*PROBLEM REQUIREMENTS*. Write out every record below exactly as it appears.

= = =

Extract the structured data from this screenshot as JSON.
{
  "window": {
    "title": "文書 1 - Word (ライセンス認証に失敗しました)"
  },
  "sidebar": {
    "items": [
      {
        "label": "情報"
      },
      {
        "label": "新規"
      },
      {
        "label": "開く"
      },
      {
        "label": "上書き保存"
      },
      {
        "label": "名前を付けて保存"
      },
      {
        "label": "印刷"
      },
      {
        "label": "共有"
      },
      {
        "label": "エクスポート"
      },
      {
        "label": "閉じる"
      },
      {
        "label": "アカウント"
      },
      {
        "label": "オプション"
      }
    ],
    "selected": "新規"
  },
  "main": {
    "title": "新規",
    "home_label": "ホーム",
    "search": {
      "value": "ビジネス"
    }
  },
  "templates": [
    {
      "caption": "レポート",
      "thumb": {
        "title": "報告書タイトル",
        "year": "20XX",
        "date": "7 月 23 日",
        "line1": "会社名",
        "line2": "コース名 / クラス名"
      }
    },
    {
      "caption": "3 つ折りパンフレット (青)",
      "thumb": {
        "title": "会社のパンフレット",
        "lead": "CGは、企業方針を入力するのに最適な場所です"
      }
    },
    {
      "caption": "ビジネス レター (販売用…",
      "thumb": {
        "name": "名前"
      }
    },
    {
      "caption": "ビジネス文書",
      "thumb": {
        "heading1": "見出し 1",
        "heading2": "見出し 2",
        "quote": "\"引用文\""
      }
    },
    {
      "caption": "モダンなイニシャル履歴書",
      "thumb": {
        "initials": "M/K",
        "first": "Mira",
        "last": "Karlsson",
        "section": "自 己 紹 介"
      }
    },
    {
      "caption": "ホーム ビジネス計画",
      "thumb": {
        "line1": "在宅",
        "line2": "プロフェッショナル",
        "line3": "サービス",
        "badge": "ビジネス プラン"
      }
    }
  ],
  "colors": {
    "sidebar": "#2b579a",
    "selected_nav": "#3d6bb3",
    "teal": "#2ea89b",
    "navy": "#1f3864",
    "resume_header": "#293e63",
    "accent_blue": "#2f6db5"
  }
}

= = =

*WRITTEN ANSWER*.
Extract the structured data from this screenshot as JSON.
{
  "window": {
    "title": "文書 1 - Word (ライセンス認証に失敗しました)"
  },
  "sidebar": {
    "items": [
      {
        "label": "情報"
      },
      {
        "label": "新規"
      },
      {
        "label": "開く"
      },
      {
        "label": "上書き保存"
      },
      {
        "label": "名前を付けて保存"
      },
      {
        "label": "印刷"
      },
      {
        "label": "共有"
      },
      {
        "label": "エクスポート"
      },
      {
        "label": "閉じる"
      },
      {
        "label": "アカウント"
      },
      {
        "label": "オプション"
      }
    ],
    "selected": "新規"
  },
  "main": {
    "title": "新規",
    "home_label": "ホーム",
    "search": {
      "value": "ビジネス"
    }
  },
  "templates": [
    {
      "caption": "レポート",
      "thumb": {
        "title": "報告書タイトル",
        "year": "20XX",
        "date": "7 月 23 日",
        "line1": "会社名",
        "line2": "コース名 / クラス名"
      }
    },
    {
      "caption": "3 つ折りパンフレット (青)",
      "thumb": {
        "title": "会社のパンフレット",
        "lead": "CGは、企業方針を入力するのに最適な場所です"
      }
    },
    {
      "caption": "ビジネス レター (販売用…",
      "thumb": {
        "name": "名前"
      }
    },
    {
      "caption": "ビジネス文書",
      "thumb": {
        "heading1": "見出し 1",
        "heading2": "見出し 2",
        "quote": "\"引用文\""
      }
    },
    {
      "caption": "モダンなイニシャル履歴書",
      "thumb": {
        "initials": "M/K",
        "first": "Mira",
        "last": "Karlsson",
        "section": "自 己 紹 介"
      }
    },
    {
      "caption": "ホーム ビジネス計画",
      "thumb": {
        "line1": "在宅",
        "line2": "プロフェッショナル",
        "line3": "サービス",
        "badge": "ビジネス プラン"
      }
    }
  ],
  "colors": {
    "sidebar": "#2b579a",
    "selected_nav": "#3d6bb3",
    "teal": "#2ea89b",
    "navy": "#1f3864",
    "resume_header": "#293e63",
    "accent_blue": "#2f6db5"
  }
}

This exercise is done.